[THE PROBLEM] Reproduce every entry exactly.

[SUPPLIED MATERIAL]
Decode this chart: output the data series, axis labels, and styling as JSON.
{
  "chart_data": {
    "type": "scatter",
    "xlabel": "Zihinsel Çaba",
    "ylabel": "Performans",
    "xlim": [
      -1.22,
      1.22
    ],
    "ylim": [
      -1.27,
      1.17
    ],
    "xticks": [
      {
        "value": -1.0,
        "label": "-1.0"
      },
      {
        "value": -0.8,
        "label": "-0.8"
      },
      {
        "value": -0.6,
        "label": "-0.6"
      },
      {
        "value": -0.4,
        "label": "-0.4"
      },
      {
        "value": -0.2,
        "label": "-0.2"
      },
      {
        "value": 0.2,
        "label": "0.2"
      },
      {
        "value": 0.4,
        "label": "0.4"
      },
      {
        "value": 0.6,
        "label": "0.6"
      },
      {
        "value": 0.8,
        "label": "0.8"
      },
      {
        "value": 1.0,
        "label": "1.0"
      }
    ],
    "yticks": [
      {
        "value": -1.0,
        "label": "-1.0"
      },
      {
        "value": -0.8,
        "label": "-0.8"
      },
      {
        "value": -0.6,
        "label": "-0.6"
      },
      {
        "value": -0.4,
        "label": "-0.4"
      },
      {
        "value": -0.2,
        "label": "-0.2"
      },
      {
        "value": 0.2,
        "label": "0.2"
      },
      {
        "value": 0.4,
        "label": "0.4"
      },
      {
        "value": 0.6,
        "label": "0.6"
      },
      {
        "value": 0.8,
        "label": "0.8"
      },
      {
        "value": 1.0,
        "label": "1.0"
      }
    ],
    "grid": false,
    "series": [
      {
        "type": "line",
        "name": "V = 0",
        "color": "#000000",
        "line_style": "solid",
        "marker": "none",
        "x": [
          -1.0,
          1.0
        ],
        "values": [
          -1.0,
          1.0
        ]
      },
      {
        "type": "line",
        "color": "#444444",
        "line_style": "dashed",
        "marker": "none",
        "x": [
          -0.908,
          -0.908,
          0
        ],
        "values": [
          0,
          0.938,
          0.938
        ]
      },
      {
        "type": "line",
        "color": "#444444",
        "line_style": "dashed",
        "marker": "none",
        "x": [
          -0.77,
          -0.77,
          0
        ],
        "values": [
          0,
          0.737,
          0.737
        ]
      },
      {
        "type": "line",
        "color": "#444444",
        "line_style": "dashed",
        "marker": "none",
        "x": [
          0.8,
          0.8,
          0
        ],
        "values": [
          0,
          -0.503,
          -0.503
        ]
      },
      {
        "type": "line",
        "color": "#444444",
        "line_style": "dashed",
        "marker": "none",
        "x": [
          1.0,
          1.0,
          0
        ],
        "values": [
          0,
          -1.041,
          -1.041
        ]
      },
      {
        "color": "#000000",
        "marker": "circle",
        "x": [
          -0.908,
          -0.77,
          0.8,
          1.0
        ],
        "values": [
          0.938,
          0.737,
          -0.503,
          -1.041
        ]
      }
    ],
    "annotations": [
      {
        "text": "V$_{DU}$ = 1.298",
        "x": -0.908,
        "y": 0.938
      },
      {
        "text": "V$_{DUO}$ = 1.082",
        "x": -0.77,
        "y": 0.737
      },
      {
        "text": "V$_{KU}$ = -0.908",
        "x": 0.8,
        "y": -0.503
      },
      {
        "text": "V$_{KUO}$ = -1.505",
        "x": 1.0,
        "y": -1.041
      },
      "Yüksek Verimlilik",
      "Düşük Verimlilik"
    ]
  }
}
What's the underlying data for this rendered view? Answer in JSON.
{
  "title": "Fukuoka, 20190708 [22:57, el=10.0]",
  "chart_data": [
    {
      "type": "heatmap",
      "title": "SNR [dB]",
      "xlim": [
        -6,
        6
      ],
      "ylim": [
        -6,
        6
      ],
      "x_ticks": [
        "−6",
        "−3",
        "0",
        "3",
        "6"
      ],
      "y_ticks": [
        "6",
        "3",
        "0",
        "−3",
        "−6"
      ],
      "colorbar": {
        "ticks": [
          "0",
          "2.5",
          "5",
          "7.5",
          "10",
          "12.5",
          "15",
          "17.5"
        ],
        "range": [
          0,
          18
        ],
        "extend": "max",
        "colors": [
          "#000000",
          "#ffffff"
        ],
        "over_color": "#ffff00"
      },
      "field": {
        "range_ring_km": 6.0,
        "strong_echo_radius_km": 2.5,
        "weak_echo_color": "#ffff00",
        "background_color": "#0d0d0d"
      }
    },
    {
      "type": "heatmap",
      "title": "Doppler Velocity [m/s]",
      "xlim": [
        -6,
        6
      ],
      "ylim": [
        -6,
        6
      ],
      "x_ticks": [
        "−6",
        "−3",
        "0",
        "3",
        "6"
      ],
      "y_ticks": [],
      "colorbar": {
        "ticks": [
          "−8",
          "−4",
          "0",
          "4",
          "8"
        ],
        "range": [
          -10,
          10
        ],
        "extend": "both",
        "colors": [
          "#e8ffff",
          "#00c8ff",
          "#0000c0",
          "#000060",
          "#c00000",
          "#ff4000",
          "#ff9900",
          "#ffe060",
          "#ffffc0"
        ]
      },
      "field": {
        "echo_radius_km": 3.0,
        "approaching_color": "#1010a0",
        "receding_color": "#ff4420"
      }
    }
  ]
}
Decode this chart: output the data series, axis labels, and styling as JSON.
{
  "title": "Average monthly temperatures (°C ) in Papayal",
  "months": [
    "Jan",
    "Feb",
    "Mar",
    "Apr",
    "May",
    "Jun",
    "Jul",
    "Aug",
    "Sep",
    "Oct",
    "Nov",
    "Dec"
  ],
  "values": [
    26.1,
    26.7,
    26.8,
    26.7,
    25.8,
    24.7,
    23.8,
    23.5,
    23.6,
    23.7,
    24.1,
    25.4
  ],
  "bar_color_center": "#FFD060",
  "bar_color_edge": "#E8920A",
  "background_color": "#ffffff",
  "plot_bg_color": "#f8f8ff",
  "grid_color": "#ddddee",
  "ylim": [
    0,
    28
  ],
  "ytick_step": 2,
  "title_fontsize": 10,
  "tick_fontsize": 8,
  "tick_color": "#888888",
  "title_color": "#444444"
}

[SOLUTION]
Decode this chart: output the data series, axis labels, and styling as JSON.
{
  "chart_data": {
    "type": "scatter",
    "xlabel": "Zihinsel Çaba",
    "ylabel": "Performans",
    "xlim": [
      -1.22,
      1.22
    ],
    "ylim": [
      -1.27,
      1.17
    ],
    "xticks": [
      {
        "value": -1.0,
        "label": "-1.0"
      },
      {
        "value": -0.8,
        "label": "-0.8"
      },
      {
        "value": -0.6,
        "label": "-0.6"
      },
      {
        "value": -0.4,
        "label": "-0.4"
      },
      {
        "value": -0.2,
        "label": "-0.2"
      },
      {
        "value": 0.2,
        "label": "0.2"
      },
      {
        "value": 0.4,
        "label": "0.4"
      },
      {
        "value": 0.6,
        "label": "0.6"
      },
      {
        "value": 0.8,
        "label": "0.8"
      },
      {
        "value": 1.0,
        "label": "1.0"
      }
    ],
    "yticks": [
      {
        "value": -1.0,
        "label": "-1.0"
      },
      {
        "value": -0.8,
        "label": "-0.8"
      },
      {
        "value": -0.6,
        "label": "-0.6"
      },
      {
        "value": -0.4,
        "label": "-0.4"
      },
      {
        "value": -0.2,
        "label": "-0.2"
      },
      {
        "value": 0.2,
        "label": "0.2"
      },
      {
        "value": 0.4,
        "label": "0.4"
      },
      {
        "value": 0.6,
        "label": "0.6"
      },
      {
        "value": 0.8,
        "label": "0.8"
      },
      {
        "value": 1.0,
        "label": "1.0"
      }
    ],
    "grid": false,
    "series": [
      {
        "type": "line",
        "name": "V = 0",
        "color": "#000000",
        "line_style": "solid",
        "marker": "none",
        "x": [
          -1.0,
          1.0
        ],
        "values": [
          -1.0,
          1.0
        ]
      },
      {
        "type": "line",
        "color": "#444444",
        "line_style": "dashed",
        "marker": "none",
        "x": [
          -0.908,
          -0.908,
          0
        ],
        "values": [
          0,
          0.938,
          0.938
        ]
      },
      {
        "type": "line",
        "color": "#444444",
        "line_style": "dashed",
        "marker": "none",
        "x": [
          -0.77,
          -0.77,
          0
        ],
        "values": [
          0,
          0.737,
          0.737
        ]
      },
      {
        "type": "line",
        "color": "#444444",
        "line_style": "dashed",
        "marker": "none",
        "x": [
          0.8,
          0.8,
          0
        ],
        "values": [
          0,
          -0.503,
          -0.503
        ]
      },
      {
        "type": "line",
        "color": "#444444",
        "line_style": "dashed",
        "marker": "none",
        "x": [
          1.0,
          1.0,
          0
        ],
        "values": [
          0,
          -1.041,
          -1.041
        ]
      },
      {
        "color": "#000000",
        "marker": "circle",
        "x": [
          -0.908,
          -0.77,
          0.8,
          1.0
        ],
        "values": [
          0.938,
          0.737,
          -0.503,
          -1.041
        ]
      }
    ],
    "annotations": [
      {
        "text": "V$_{DU}$ = 1.298",
        "x": -0.908,
        "y": 0.938
      },
      {
        "text": "V$_{DUO}$ = 1.082",
        "x": -0.77,
        "y": 0.737
      },
      {
        "text": "V$_{KU}$ = -0.908",
        "x": 0.8,
        "y": -0.503
      },
      {
        "text": "V$_{KUO}$ = -1.505",
        "x": 1.0,
        "y": -1.041
      },
      "Yüksek Verimlilik",
      "Düşük Verimlilik"
    ]
  }
}
What's the underlying data for this rendered view? Answer in JSON.
{
  "title": "Fukuoka, 20190708 [22:57, el=10.0]",
  "chart_data": [
    {
      "type": "heatmap",
      "title": "SNR [dB]",
      "xlim": [
        -6,
        6
      ],
      "ylim": [
        -6,
        6
      ],
      "x_ticks": [
        "−6",
        "−3",
        "0",
        "3",
        "6"
      ],
      "y_ticks": [
        "6",
        "3",
        "0",
        "−3",
        "−6"
      ],
      "colorbar": {
        "ticks": [
          "0",
          "2.5",
          "5",
          "7.5",
          "10",
          "12.5",
          "15",
          "17.5"
        ],
        "range": [
          0,
          18
        ],
        "extend": "max",
        "colors": [
          "#000000",
          "#ffffff"
        ],
        "over_color": "#ffff00"
      },
      "field": {
        "range_ring_km": 6.0,
        "strong_echo_radius_km": 2.5,
        "weak_echo_color": "#ffff00",
        "background_color": "#0d0d0d"
      }
    },
    {
      "type": "heatmap",
      "title": "Doppler Velocity [m/s]",
      "xlim": [
        -6,
        6
      ],
      "ylim": [
        -6,
        6
      ],
      "x_ticks": [
        "−6",
        "−3",
        "0",
        "3",
        "6"
      ],
      "y_ticks": [],
      "colorbar": {
        "ticks": [
          "−8",
          "−4",
          "0",
          "4",
          "8"
        ],
        "range": [
          -10,
          10
        ],
        "extend": "both",
        "colors": [
          "#e8ffff",
          "#00c8ff",
          "#0000c0",
          "#000060",
          "#c00000",
          "#ff4000",
          "#ff9900",
          "#ffe060",
          "#ffffc0"
        ]
      },
      "field": {
        "echo_radius_km": 3.0,
        "approaching_color": "#1010a0",
        "receding_color": "#ff4420"
      }
    }
  ]
}
Decode this chart: output the data series, axis labels, and styling as JSON.
{
  "title": "Average monthly temperatures (°C ) in Papayal",
  "months": [
    "Jan",
    "Feb",
    "Mar",
    "Apr",
    "May",
    "Jun",
    "Jul",
    "Aug",
    "Sep",
    "Oct",
    "Nov",
    "Dec"
  ],
  "values": [
    26.1,
    26.7,
    26.8,
    26.7,
    25.8,
    24.7,
    23.8,
    23.5,
    23.6,
    23.7,
    24.1,
    25.4
  ],
  "bar_color_center": "#FFD060",
  "bar_color_edge": "#E8920A",
  "background_color": "#ffffff",
  "plot_bg_color": "#f8f8ff",
  "grid_color": "#ddddee",
  "ylim": [
    0,
    28
  ],
  "ytick_step": 2,
  "title_fontsize": 10,
  "tick_fontsize": 8,
  "tick_color": "#888888",
  "title_color": "#444444"
}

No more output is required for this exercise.